Data entries
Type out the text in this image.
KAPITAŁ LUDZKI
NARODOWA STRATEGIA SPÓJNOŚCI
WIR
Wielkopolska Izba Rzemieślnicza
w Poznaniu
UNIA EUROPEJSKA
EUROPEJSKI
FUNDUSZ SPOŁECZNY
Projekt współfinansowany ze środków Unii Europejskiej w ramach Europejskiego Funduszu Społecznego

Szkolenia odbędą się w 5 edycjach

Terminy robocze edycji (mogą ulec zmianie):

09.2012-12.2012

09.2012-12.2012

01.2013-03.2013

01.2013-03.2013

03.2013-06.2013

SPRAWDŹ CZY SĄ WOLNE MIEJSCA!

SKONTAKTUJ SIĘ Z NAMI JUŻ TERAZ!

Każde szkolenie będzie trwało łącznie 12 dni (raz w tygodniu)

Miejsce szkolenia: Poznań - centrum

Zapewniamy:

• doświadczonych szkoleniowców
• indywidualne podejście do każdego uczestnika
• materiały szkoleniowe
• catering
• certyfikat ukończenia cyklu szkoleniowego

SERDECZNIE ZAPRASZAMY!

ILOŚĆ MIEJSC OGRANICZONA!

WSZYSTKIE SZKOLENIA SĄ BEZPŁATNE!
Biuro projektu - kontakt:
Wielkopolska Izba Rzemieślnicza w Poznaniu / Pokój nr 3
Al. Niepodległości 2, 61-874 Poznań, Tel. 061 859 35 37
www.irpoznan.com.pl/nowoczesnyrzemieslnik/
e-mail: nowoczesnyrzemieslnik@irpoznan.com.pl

--- Problem description ---
Using the listing above, please repeat every entry exactly.

--- Result of the exercise ---
Type out the text in this image.
KAPITAŁ LUDZKI
NARODOWA STRATEGIA SPÓJNOŚCI
WIR
Wielkopolska Izba Rzemieślnicza
w Poznaniu
UNIA EUROPEJSKA
EUROPEJSKI
FUNDUSZ SPOŁECZNY
Projekt współfinansowany ze środków Unii Europejskiej w ramach Europejskiego Funduszu Społecznego

Szkolenia odbędą się w 5 edycjach

Terminy robocze edycji (mogą ulec zmianie):

09.2012-12.2012

09.2012-12.2012

01.2013-03.2013

01.2013-03.2013

03.2013-06.2013

SPRAWDŹ CZY SĄ WOLNE MIEJSCA!

SKONTAKTUJ SIĘ Z NAMI JUŻ TERAZ!

Każde szkolenie będzie trwało łącznie 12 dni (raz w tygodniu)

Miejsce szkolenia: Poznań - centrum

Zapewniamy:

• doświadczonych szkoleniowców
• indywidualne podejście do każdego uczestnika
• materiały szkoleniowe
• catering
• certyfikat ukończenia cyklu szkoleniowego

SERDECZNIE ZAPRASZAMY!

ILOŚĆ MIEJSC OGRANICZONA!

WSZYSTKIE SZKOLENIA SĄ BEZPŁATNE!
Biuro projektu - kontakt:
Wielkopolska Izba Rzemieślnicza w Poznaniu / Pokój nr 3
Al. Niepodległości 2, 61-874 Poznań, Tel. 061 859 35 37
www.irpoznan.com.pl/nowoczesnyrzemieslnik/
e-mail: nowoczesnyrzemieslnik@irpoznan.com.pl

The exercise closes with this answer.